- _WHAT IS NEEDED_
Select from the data all lines with the word "time".
====== RAW RECORDS ======
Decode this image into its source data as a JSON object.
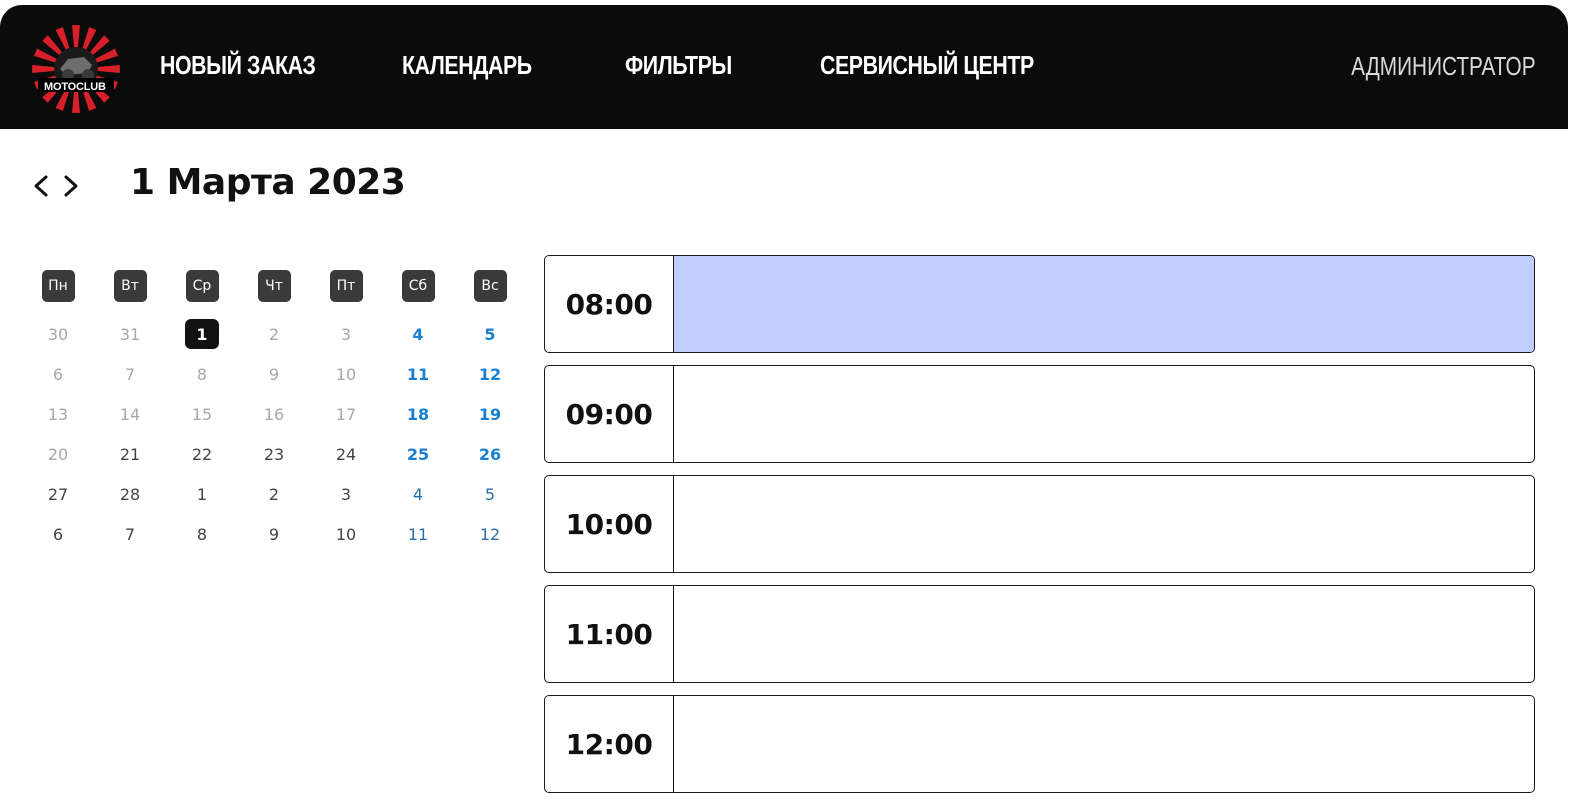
{
  "header": {
    "logo_text": "MOTOCLUB",
    "nav": [
      {
        "label": "НОВЫЙ ЗАКАЗ"
      },
      {
        "label": "КАЛЕНДАРЬ"
      },
      {
        "label": "ФИЛЬТРЫ"
      },
      {
        "label": "СЕРВИСНЫЙ ЦЕНТР"
      }
    ],
    "user_role": "АДМИНИСТРАТОР"
  },
  "date_nav": {
    "prev_icon": "chevron-left-icon",
    "next_icon": "chevron-right-icon",
    "title": "1 Марта 2023"
  },
  "calendar": {
    "weekdays": [
      "Пн",
      "Вт",
      "Ср",
      "Чт",
      "Пт",
      "Сб",
      "Вс"
    ],
    "weeks": [
      [
        {
          "d": "30",
          "s": "muted"
        },
        {
          "d": "31",
          "s": "muted"
        },
        {
          "d": "1",
          "s": "selected"
        },
        {
          "d": "2",
          "s": "muted"
        },
        {
          "d": "3",
          "s": "muted"
        },
        {
          "d": "4",
          "s": "weekend"
        },
        {
          "d": "5",
          "s": "weekend"
        }
      ],
      [
        {
          "d": "6",
          "s": "muted"
        },
        {
          "d": "7",
          "s": "muted"
        },
        {
          "d": "8",
          "s": "muted"
        },
        {
          "d": "9",
          "s": "muted"
        },
        {
          "d": "10",
          "s": "muted"
        },
        {
          "d": "11",
          "s": "weekend"
        },
        {
          "d": "12",
          "s": "weekend"
        }
      ],
      [
        {
          "d": "13",
          "s": "muted"
        },
        {
          "d": "14",
          "s": "muted"
        },
        {
          "d": "15",
          "s": "muted"
        },
        {
          "d": "16",
          "s": "muted"
        },
        {
          "d": "17",
          "s": "muted"
        },
        {
          "d": "18",
          "s": "weekend"
        },
        {
          "d": "19",
          "s": "weekend"
        }
      ],
      [
        {
          "d": "20",
          "s": "muted"
        },
        {
          "d": "21",
          "s": "normal"
        },
        {
          "d": "22",
          "s": "normal"
        },
        {
          "d": "23",
          "s": "normal"
        },
        {
          "d": "24",
          "s": "normal"
        },
        {
          "d": "25",
          "s": "weekend"
        },
        {
          "d": "26",
          "s": "weekend"
        }
      ],
      [
        {
          "d": "27",
          "s": "normal"
        },
        {
          "d": "28",
          "s": "normal"
        },
        {
          "d": "1",
          "s": "normal"
        },
        {
          "d": "2",
          "s": "normal"
        },
        {
          "d": "3",
          "s": "normal"
        },
        {
          "d": "4",
          "s": "weekend-dim"
        },
        {
          "d": "5",
          "s": "weekend-dim"
        }
      ],
      [
        {
          "d": "6",
          "s": "normal"
        },
        {
          "d": "7",
          "s": "normal"
        },
        {
          "d": "8",
          "s": "normal"
        },
        {
          "d": "9",
          "s": "normal"
        },
        {
          "d": "10",
          "s": "normal"
        },
        {
          "d": "11",
          "s": "weekend-dim"
        },
        {
          "d": "12",
          "s": "weekend-dim"
        }
      ]
    ]
  },
  "schedule": {
    "slots": [
      {
        "time": "08:00",
        "booked": true
      },
      {
        "time": "09:00",
        "booked": false
      },
      {
        "time": "10:00",
        "booked": false
      },
      {
        "time": "11:00",
        "booked": false
      },
      {
        "time": "12:00",
        "booked": false
      }
    ]
  },
  "colors": {
    "header_bg": "#0b0b0b",
    "logo_red": "#d8202a",
    "booked_slot": "#c0cdff",
    "weekend": "#1a7fd1"
  }
}
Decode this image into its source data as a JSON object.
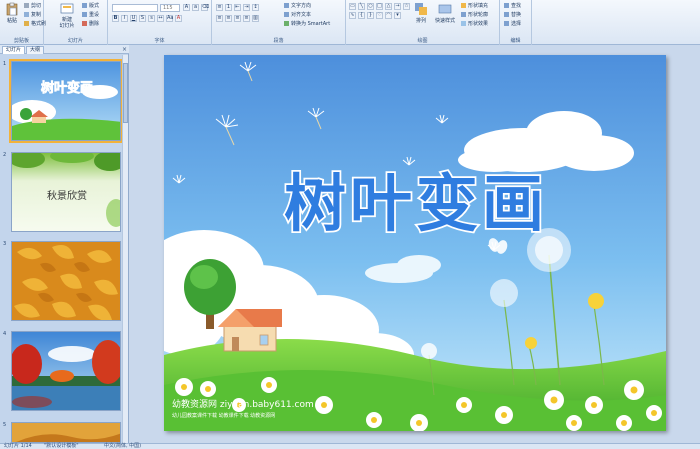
{
  "ribbon": {
    "clipboard": {
      "paste": "粘贴",
      "cut": "剪切",
      "copy": "复制",
      "format_painter": "格式刷",
      "label": "剪贴板"
    },
    "slides": {
      "new_slide": "新建\n幻灯片",
      "layout": "版式",
      "reset": "重设",
      "delete": "删除",
      "label": "幻灯片"
    },
    "font": {
      "font_name": "",
      "font_size": "115",
      "label": "字体"
    },
    "paragraph": {
      "text_direction": "文字方向",
      "align_text": "对齐文本",
      "smartart": "转换为 SmartArt",
      "label": "段落"
    },
    "drawing": {
      "arrange": "排列",
      "quick_styles": "快速样式",
      "shape_fill": "形状填充",
      "shape_outline": "形状轮廓",
      "shape_effects": "形状效果",
      "label": "绘图"
    },
    "editing": {
      "find": "查找",
      "replace": "替换",
      "select": "选择",
      "label": "编辑"
    }
  },
  "pane": {
    "tab_slides": "幻灯片",
    "tab_outline": "大纲",
    "close": "×"
  },
  "thumbs": [
    {
      "num": "1",
      "title": "树叶变画"
    },
    {
      "num": "2",
      "title": "秋景欣赏"
    },
    {
      "num": "3",
      "title": ""
    },
    {
      "num": "4",
      "title": ""
    },
    {
      "num": "5",
      "title": ""
    }
  ],
  "slide": {
    "title": "树叶变画",
    "watermark": "幼教资源网 ziyuan.baby611.com",
    "watermark_small": "幼儿园教案课件下载 幼教课件下载 幼教资源网"
  },
  "status": {
    "slide_count": "幻灯片 1/14",
    "theme": "\"默认设计模板\"",
    "language": "中文(简体, 中国)"
  },
  "colors": {
    "sky_top": "#5f9fe2",
    "sky_bottom": "#a9d8f5",
    "title_fill": "#2f7de0",
    "grass": "#6ac93b",
    "accent": "#f2b23a"
  }
}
======
- _TASK ANSWER_
        "time": "08:00",
        "time": "09:00",
        "time": "10:00",
        "time": "11:00",
        "time": "12:00",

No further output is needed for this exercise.